→ ELENCO DEI COMPITI
A - Stampa tale e quale il pezzo del testo sulle imposte sugli immobili che parte da "Supporto alla lettura" e arriva fino a "caso di leasing.".
B - Prosegui il testo sulle imposte sugli immobili dal punto in cui si ferma.

→ TESTO DA LEGGERE
====

In tema di imposta comunale sugli immobili (ICI), l’agevolazione prevista dall’art. 2, comma 5, del d.l. n. 16 del 1993, convertito in l. n. 75 del 1993, per gli immobili dichiarati di interesse storico o artistico ai sensi dell’art. 3 della l. n. 1089 del 1939, si applica sull’intero immobile anche qualora il vincolo riguardi solo una porzione di esso, come ad esempio la facciata. Ciò si giustifica in ragione del fatto che anche in presenza di un vincolo parziale gravano sul proprietario oneri di manutenzione e conservazione volti a preservare le caratteristiche dell’immobile tutelato, con conseguente limitazione della sua utilità economica.

Supporto alla lettura

IMU

L’Imposta Municipale Propria (IMU) è l’imposta dovuta per il possesso di fabbricati, escluse le abitazioni principali classificate nelle categorie catastali diverse da A/1, A/8 e A/9, di aree fabbricabili e di terreni agricoli ed è dovuta dal proprietario o dal titolare di altro diritto reale (usufrutto, uso, abitazione, enfiteusi, superficie), dal concessionario nel caso di concessione di aree demaniali e dal locatario in caso di leasing.

====

→ DATI FORNITI
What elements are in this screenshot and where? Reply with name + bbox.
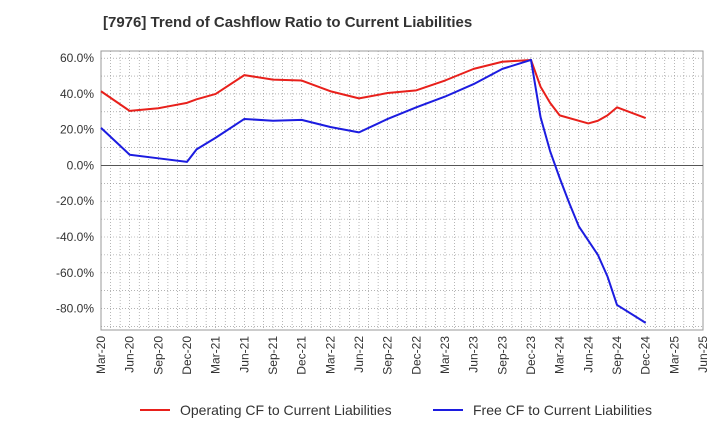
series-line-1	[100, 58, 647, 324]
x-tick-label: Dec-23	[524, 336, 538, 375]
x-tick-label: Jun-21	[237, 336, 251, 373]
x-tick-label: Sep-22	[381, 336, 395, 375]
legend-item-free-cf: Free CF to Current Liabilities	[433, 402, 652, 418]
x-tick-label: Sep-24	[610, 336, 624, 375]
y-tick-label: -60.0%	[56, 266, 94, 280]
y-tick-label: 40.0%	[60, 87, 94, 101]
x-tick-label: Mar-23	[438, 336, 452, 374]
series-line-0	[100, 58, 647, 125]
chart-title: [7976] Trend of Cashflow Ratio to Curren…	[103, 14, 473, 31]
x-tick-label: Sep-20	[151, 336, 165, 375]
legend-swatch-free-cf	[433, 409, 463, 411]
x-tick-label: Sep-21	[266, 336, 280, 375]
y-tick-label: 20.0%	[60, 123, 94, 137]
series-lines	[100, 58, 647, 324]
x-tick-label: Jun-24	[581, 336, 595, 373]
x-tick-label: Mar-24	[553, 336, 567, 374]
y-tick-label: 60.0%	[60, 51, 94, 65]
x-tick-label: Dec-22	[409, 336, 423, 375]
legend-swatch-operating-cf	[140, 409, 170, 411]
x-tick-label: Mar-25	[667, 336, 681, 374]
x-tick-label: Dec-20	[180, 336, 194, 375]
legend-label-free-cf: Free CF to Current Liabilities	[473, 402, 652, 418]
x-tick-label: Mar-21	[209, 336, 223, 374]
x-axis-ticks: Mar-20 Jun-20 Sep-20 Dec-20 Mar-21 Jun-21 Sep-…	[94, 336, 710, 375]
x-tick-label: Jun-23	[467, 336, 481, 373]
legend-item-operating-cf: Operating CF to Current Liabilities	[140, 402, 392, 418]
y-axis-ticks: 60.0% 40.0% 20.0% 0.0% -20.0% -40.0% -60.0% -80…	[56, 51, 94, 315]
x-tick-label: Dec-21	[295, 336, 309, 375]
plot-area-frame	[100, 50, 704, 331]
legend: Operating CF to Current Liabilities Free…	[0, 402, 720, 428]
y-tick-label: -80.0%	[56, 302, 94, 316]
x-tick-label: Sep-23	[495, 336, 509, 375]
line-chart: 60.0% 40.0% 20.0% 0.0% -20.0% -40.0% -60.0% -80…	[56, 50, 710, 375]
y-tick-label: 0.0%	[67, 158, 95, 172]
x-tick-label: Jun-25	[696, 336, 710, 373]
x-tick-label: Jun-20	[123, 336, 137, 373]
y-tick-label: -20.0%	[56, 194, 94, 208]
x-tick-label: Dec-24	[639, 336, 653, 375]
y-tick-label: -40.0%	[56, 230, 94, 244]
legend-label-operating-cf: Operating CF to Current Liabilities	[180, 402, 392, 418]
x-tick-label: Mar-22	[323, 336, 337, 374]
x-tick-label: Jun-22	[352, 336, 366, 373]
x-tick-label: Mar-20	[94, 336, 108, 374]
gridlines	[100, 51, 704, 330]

====

→ RISPOSTE ATTESE
A -
Supporto alla lettura

IMU

L’Imposta Municipale Propria (IMU) è l’imposta dovuta per il possesso di fabbricati, escluse le abitazioni principali classificate nelle categorie catastali diverse da A/1, A/8 e A/9, di aree fabbricabili e di terreni agricoli ed è dovuta dal proprietario o dal titolare di altro diritto reale (usufrutto, uso, abitazione, enfiteusi, superficie), dal concessionario nel caso di concessione di aree demaniali e dal locatario in caso di leasing.

B -
L’IMU è stata introdotta, a partire dall’anno 2012, sulla base dell’art. 13 del D. L. 6 dicembre 2011, n. 201, convertito dalla legge 22 dicembre 2011, n. 214, in sostituzione dell’imposta comunale sugli immobili (ICI).

A decorrere dal 2014 e fino al 2019, poi, l’IMU è stata individuata dalla legge 27 dicembre 2013, n. 147 (legge di stabilità per il 2014) quale imposta facente parte, insieme al tributo per i servizi indivisibili (TASI) e alla tassa sui rifiuti (TARI), dell’imposta unica comunale (IUC).

La legge 27 dicembre 2019, n. 160 (legge di bilancio per il 2020) ha successivamente abolito, a decorrere dall’anno 2020, la IUC e – tra i tributi che ne facevano parte – la TASI. Sono, invece, rimasti in vigore gli altri due tributi che componevano la IUC, vale a dire la TARI e l’IMU, quest’ultima come ridisciplinata dalla stessa legge n. 160 del 2019.

L’IMU si applica in tutti i comuni del territorio nazionale. È fatta salva l’autonomia impositiva prevista dai rispettivi statuti della regione Friuli-Venezia Giulia e delle province autonome di Trento e di Bolzano; per queste ultime province continuano ad applicarsi, rispettivamente, l’Imposta immobiliare semplice (IMIS) e l’imposta municipale immobiliare (IMI) (art. 1, comma 739, della legge n. 160 del 2019).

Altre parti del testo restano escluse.